▸ **MATERIAL FOR THIS EXERCISE**:
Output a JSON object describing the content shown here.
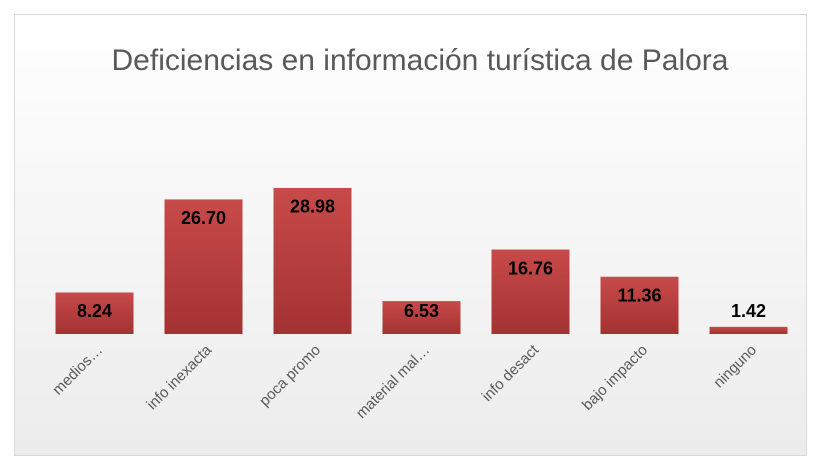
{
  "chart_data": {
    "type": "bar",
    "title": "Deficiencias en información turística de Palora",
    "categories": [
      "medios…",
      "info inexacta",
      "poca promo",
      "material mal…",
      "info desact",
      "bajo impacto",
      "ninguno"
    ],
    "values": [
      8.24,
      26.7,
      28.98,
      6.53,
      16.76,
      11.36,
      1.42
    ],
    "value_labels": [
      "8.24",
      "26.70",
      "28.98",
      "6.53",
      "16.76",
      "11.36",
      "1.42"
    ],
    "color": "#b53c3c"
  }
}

==

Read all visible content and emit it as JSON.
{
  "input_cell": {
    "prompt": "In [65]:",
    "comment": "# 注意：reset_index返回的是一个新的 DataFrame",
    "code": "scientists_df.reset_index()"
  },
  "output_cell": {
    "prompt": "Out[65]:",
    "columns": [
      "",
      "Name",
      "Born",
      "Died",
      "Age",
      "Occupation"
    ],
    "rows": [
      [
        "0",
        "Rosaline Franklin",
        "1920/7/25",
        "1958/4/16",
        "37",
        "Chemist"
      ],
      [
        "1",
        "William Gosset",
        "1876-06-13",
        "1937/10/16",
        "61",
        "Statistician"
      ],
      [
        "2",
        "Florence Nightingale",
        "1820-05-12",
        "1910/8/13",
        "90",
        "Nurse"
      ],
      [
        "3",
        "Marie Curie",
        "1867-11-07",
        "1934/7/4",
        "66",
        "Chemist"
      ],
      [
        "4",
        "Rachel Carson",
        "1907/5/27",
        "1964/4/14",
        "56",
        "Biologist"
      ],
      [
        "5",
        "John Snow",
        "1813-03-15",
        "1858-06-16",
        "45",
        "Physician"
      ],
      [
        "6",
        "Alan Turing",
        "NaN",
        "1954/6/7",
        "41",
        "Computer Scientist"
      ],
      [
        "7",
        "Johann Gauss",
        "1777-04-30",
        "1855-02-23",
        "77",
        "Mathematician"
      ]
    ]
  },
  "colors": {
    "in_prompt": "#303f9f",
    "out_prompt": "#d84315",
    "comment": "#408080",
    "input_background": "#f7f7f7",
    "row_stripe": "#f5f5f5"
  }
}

▸ **PROMPT**:
Take every line from the data that contains the word "JSON".

▸ **RESPONSE TO THE TASK**:
Output a JSON object describing the content shown here.
Read all visible content and emit it as JSON.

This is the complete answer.